Extracted records
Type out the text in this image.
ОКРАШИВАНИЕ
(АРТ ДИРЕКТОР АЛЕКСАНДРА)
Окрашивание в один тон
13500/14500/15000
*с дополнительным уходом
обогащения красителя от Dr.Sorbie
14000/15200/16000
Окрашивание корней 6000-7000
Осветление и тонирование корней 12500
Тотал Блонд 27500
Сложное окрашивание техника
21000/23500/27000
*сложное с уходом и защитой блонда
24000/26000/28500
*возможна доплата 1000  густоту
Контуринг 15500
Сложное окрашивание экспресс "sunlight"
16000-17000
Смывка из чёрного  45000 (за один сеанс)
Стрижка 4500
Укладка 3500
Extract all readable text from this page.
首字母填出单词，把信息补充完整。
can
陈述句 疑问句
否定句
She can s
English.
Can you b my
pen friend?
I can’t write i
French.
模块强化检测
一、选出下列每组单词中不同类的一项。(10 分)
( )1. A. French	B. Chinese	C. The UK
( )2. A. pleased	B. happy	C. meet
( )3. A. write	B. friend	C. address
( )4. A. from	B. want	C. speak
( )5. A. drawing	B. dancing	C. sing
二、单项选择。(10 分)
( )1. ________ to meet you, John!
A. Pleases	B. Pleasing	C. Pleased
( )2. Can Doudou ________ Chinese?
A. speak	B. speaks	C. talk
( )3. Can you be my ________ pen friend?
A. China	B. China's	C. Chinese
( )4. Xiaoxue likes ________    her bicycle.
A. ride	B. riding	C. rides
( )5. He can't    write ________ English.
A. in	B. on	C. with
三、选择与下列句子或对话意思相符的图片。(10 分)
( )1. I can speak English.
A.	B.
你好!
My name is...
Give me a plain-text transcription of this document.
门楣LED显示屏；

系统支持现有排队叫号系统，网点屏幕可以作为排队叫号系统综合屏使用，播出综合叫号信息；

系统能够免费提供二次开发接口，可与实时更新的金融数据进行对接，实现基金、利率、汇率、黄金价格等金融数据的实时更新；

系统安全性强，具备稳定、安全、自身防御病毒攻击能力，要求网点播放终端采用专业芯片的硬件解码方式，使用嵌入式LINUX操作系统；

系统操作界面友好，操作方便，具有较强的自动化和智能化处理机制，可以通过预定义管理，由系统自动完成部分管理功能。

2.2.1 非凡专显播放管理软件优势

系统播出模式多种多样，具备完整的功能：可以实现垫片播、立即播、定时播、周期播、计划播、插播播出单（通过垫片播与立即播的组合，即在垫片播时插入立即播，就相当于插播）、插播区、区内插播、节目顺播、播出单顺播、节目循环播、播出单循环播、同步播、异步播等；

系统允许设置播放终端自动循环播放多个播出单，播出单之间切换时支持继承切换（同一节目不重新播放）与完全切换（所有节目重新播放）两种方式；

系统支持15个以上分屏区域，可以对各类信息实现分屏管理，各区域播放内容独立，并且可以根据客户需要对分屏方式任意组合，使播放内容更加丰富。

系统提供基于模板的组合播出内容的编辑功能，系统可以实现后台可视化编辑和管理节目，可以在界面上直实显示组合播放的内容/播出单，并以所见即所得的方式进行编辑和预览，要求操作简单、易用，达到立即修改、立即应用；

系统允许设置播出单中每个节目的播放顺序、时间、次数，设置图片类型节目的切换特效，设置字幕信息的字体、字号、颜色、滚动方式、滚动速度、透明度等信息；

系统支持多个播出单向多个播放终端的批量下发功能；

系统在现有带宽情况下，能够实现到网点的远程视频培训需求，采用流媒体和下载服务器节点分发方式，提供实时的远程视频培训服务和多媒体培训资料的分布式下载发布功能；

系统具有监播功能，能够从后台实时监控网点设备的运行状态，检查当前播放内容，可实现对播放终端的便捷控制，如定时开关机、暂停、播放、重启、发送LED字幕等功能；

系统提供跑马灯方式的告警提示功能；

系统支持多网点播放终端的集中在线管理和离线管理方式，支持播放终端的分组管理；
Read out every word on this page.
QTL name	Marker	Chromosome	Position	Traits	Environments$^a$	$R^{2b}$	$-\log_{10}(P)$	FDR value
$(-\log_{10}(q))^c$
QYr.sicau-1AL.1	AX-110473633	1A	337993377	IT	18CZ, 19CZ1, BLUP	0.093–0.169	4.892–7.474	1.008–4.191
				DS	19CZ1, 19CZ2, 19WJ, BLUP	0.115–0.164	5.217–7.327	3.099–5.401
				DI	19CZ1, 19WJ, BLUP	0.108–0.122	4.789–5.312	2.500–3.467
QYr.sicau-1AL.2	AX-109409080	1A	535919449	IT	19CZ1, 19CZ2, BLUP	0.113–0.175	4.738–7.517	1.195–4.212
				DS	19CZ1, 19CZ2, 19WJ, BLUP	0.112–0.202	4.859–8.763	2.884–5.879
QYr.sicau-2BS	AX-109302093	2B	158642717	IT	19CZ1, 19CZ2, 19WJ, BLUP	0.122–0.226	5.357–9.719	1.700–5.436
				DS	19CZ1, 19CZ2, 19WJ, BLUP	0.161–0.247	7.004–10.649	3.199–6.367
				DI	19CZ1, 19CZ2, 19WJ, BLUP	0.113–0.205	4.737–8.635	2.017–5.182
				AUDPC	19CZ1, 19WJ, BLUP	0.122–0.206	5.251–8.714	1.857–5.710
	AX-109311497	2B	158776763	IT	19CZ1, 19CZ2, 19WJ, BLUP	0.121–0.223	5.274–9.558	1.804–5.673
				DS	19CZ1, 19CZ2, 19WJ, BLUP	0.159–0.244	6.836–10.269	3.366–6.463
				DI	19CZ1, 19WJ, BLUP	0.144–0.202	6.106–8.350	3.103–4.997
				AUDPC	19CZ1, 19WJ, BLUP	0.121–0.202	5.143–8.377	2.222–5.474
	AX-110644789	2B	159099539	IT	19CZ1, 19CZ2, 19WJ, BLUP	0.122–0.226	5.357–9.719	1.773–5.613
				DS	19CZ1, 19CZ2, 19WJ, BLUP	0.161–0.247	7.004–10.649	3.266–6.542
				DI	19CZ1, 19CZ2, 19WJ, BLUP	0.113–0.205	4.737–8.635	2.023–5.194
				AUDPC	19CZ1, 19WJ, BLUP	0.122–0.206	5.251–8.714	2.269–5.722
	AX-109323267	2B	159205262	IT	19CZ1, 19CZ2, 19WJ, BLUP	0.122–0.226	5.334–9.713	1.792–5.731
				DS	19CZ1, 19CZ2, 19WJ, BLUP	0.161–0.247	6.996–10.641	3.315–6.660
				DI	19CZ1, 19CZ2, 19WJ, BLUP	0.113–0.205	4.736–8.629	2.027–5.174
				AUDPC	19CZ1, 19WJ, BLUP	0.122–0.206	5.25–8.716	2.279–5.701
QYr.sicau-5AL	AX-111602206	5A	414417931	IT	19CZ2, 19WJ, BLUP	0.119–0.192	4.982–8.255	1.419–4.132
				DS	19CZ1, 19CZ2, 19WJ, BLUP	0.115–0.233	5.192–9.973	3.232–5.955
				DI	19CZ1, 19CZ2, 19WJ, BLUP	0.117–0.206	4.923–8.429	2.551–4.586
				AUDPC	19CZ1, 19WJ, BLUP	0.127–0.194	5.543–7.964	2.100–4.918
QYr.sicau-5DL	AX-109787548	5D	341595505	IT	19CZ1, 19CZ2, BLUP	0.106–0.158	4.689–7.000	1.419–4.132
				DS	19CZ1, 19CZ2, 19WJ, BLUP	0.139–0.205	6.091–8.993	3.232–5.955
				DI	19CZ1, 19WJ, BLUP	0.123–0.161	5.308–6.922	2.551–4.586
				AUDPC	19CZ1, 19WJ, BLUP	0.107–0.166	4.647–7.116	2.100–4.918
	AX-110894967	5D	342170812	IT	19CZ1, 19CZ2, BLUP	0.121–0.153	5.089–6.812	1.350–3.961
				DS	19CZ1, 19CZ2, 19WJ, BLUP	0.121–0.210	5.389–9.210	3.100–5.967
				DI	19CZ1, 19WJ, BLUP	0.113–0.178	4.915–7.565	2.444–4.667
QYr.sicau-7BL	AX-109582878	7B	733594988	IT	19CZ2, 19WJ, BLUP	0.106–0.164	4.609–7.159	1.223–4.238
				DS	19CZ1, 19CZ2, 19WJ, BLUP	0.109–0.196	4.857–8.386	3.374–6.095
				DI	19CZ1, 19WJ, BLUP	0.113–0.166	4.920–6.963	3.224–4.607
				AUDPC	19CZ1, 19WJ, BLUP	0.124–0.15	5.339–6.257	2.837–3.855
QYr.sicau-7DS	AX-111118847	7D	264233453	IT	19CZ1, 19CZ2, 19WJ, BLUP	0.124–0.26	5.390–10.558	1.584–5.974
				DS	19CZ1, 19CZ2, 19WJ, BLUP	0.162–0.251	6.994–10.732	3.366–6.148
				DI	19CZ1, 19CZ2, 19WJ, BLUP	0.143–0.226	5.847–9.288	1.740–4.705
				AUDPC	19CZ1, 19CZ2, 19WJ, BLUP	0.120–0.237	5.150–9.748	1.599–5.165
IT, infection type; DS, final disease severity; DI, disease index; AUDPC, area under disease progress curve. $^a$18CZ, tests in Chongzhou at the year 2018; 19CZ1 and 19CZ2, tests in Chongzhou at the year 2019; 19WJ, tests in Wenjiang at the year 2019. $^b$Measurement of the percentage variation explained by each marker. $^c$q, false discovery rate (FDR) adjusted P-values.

_TASK REQUIREMENTS_
Reply with one number only, the count of lines above that hold the string "text".

_OUTPUT FOR THIS TASK_
3